[Part of a data file]
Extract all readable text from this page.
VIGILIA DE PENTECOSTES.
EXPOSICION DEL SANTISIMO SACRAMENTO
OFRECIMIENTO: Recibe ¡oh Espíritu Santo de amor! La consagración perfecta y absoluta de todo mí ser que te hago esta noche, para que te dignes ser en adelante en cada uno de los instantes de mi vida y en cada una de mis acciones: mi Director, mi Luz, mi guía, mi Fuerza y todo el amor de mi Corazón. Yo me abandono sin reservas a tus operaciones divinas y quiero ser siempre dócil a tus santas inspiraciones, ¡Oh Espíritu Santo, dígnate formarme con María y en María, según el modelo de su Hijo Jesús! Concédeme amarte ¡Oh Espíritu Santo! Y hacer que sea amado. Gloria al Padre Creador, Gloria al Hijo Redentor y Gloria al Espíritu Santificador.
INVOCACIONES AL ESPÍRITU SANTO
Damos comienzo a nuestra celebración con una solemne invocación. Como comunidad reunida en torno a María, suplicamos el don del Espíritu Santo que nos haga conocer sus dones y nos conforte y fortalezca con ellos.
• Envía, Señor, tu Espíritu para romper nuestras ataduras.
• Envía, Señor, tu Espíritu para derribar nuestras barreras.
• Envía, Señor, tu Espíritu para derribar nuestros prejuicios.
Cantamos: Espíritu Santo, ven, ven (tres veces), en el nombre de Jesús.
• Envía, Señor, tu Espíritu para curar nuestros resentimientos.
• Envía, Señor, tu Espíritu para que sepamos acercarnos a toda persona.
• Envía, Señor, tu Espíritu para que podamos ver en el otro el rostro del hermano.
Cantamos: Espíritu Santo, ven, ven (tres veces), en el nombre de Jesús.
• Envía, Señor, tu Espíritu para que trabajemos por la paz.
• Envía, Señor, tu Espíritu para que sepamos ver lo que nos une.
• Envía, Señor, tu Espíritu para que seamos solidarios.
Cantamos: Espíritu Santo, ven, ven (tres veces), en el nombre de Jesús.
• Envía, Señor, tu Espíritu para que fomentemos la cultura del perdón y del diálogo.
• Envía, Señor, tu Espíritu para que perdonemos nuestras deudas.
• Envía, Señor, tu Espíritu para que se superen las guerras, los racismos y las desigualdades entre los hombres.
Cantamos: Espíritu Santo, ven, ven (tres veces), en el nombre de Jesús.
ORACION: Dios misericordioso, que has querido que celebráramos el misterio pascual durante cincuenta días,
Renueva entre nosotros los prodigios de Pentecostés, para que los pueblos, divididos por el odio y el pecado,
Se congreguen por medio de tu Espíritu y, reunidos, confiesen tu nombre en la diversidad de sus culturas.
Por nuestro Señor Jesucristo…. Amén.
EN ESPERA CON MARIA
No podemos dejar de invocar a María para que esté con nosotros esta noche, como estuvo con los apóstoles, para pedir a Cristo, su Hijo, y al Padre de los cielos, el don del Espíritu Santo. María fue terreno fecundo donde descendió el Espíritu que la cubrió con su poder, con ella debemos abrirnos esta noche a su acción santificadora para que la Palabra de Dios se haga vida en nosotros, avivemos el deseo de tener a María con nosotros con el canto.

## EXERCISE INSTRUCTIONS:
All of the material above needs to be copied exactly.

## EXERCISE OUTPUT:
Extract all readable text from this page.
VIGILIA DE PENTECOSTES.
EXPOSICION DEL SANTISIMO SACRAMENTO
OFRECIMIENTO: Recibe ¡oh Espíritu Santo de amor! La consagración perfecta y absoluta de todo mí ser que te hago esta noche, para que te dignes ser en adelante en cada uno de los instantes de mi vida y en cada una de mis acciones: mi Director, mi Luz, mi guía, mi Fuerza y todo el amor de mi Corazón. Yo me abandono sin reservas a tus operaciones divinas y quiero ser siempre dócil a tus santas inspiraciones, ¡Oh Espíritu Santo, dígnate formarme con María y en María, según el modelo de su Hijo Jesús! Concédeme amarte ¡Oh Espíritu Santo! Y hacer que sea amado. Gloria al Padre Creador, Gloria al Hijo Redentor y Gloria al Espíritu Santificador.
INVOCACIONES AL ESPÍRITU SANTO
Damos comienzo a nuestra celebración con una solemne invocación. Como comunidad reunida en torno a María, suplicamos el don del Espíritu Santo que nos haga conocer sus dones y nos conforte y fortalezca con ellos.
• Envía, Señor, tu Espíritu para romper nuestras ataduras.
• Envía, Señor, tu Espíritu para derribar nuestras barreras.
• Envía, Señor, tu Espíritu para derribar nuestros prejuicios.
Cantamos: Espíritu Santo, ven, ven (tres veces), en el nombre de Jesús.
• Envía, Señor, tu Espíritu para curar nuestros resentimientos.
• Envía, Señor, tu Espíritu para que sepamos acercarnos a toda persona.
• Envía, Señor, tu Espíritu para que podamos ver en el otro el rostro del hermano.
Cantamos: Espíritu Santo, ven, ven (tres veces), en el nombre de Jesús.
• Envía, Señor, tu Espíritu para que trabajemos por la paz.
• Envía, Señor, tu Espíritu para que sepamos ver lo que nos une.
• Envía, Señor, tu Espíritu para que seamos solidarios.
Cantamos: Espíritu Santo, ven, ven (tres veces), en el nombre de Jesús.
• Envía, Señor, tu Espíritu para que fomentemos la cultura del perdón y del diálogo.
• Envía, Señor, tu Espíritu para que perdonemos nuestras deudas.
• Envía, Señor, tu Espíritu para que se superen las guerras, los racismos y las desigualdades entre los hombres.
Cantamos: Espíritu Santo, ven, ven (tres veces), en el nombre de Jesús.
ORACION: Dios misericordioso, que has querido que celebráramos el misterio pascual durante cincuenta días,
Renueva entre nosotros los prodigios de Pentecostés, para que los pueblos, divididos por el odio y el pecado,
Se congreguen por medio de tu Espíritu y, reunidos, confiesen tu nombre en la diversidad de sus culturas.
Por nuestro Señor Jesucristo…. Amén.
EN ESPERA CON MARIA
No podemos dejar de invocar a María para que esté con nosotros esta noche, como estuvo con los apóstoles, para pedir a Cristo, su Hijo, y al Padre de los cielos, el don del Espíritu Santo. María fue terreno fecundo donde descendió el Espíritu que la cubrió con su poder, con ella debemos abrirnos esta noche a su acción santificadora para que la Palabra de Dios se haga vida en nosotros, avivemos el deseo de tener a María con nosotros con el canto.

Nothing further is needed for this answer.